REQUIRED TASK:
Copy out the entries in full and with complete accuracy; pictures are excluded.

(Dataset records)
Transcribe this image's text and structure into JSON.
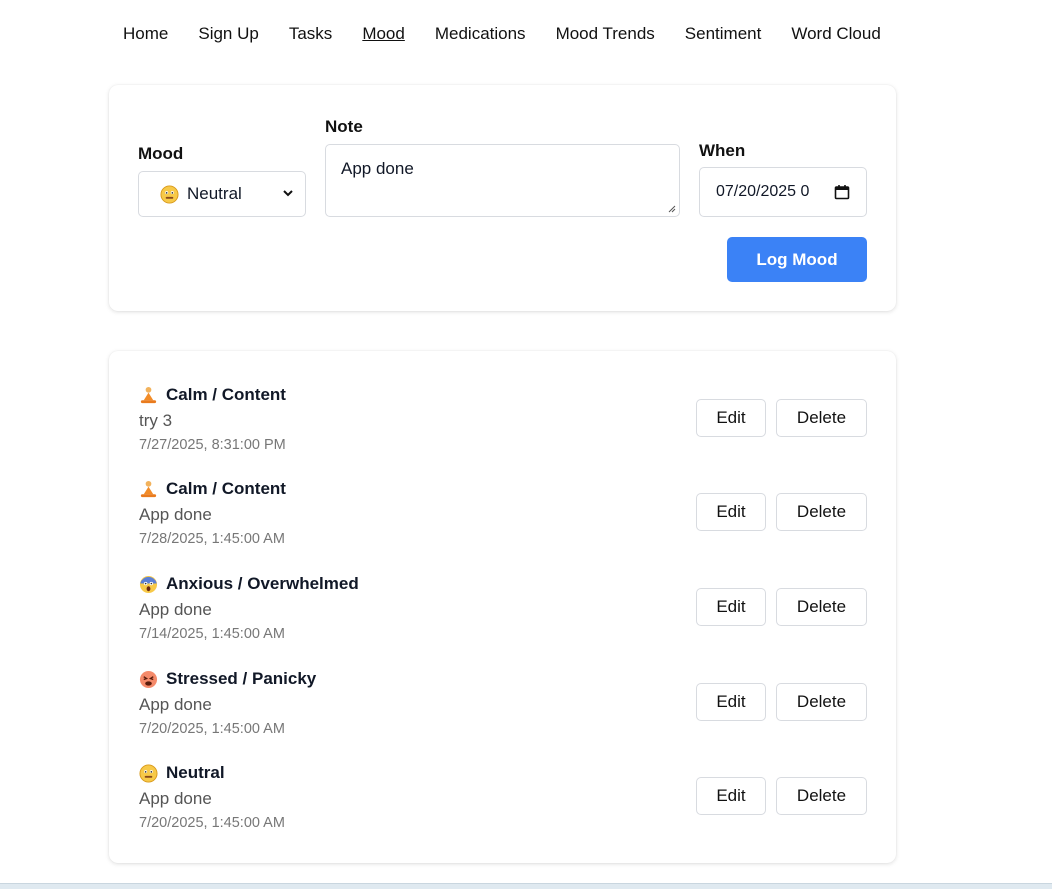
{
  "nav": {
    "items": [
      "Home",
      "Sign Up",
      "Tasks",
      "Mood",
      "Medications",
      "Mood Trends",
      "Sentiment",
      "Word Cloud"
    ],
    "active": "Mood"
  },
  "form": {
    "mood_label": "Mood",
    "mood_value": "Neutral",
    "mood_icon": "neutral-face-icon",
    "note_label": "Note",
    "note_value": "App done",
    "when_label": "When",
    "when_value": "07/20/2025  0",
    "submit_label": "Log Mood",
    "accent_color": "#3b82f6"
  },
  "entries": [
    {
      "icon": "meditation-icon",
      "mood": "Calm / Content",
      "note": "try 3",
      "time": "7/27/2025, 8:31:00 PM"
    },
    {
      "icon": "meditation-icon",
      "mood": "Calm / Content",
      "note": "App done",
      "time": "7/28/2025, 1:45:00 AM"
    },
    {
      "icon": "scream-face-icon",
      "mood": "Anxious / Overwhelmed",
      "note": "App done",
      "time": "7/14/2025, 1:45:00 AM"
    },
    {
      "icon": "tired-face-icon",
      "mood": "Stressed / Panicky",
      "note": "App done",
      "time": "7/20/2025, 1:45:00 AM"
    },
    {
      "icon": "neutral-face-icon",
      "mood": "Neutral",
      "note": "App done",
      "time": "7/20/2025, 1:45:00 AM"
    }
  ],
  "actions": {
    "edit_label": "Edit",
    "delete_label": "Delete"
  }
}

EXERCISE RESPONSE:
Transcribe this image's text and structure into JSON.
{
  "nav": {
    "items": [
      "Home",
      "Sign Up",
      "Tasks",
      "Mood",
      "Medications",
      "Mood Trends",
      "Sentiment",
      "Word Cloud"
    ],
    "active": "Mood"
  },
  "form": {
    "mood_label": "Mood",
    "mood_value": "Neutral",
    "mood_icon": "neutral-face-icon",
    "note_label": "Note",
    "note_value": "App done",
    "when_label": "When",
    "when_value": "07/20/2025  0",
    "submit_label": "Log Mood",
    "accent_color": "#3b82f6"
  },
  "entries": [
    {
      "icon": "meditation-icon",
      "mood": "Calm / Content",
      "note": "try 3",
      "time": "7/27/2025, 8:31:00 PM"
    },
    {
      "icon": "meditation-icon",
      "mood": "Calm / Content",
      "note": "App done",
      "time": "7/28/2025, 1:45:00 AM"
    },
    {
      "icon": "scream-face-icon",
      "mood": "Anxious / Overwhelmed",
      "note": "App done",
      "time": "7/14/2025, 1:45:00 AM"
    },
    {
      "icon": "tired-face-icon",
      "mood": "Stressed / Panicky",
      "note": "App done",
      "time": "7/20/2025, 1:45:00 AM"
    },
    {
      "icon": "neutral-face-icon",
      "mood": "Neutral",
      "note": "App done",
      "time": "7/20/2025, 1:45:00 AM"
    }
  ],
  "actions": {
    "edit_label": "Edit",
    "delete_label": "Delete"
  }
}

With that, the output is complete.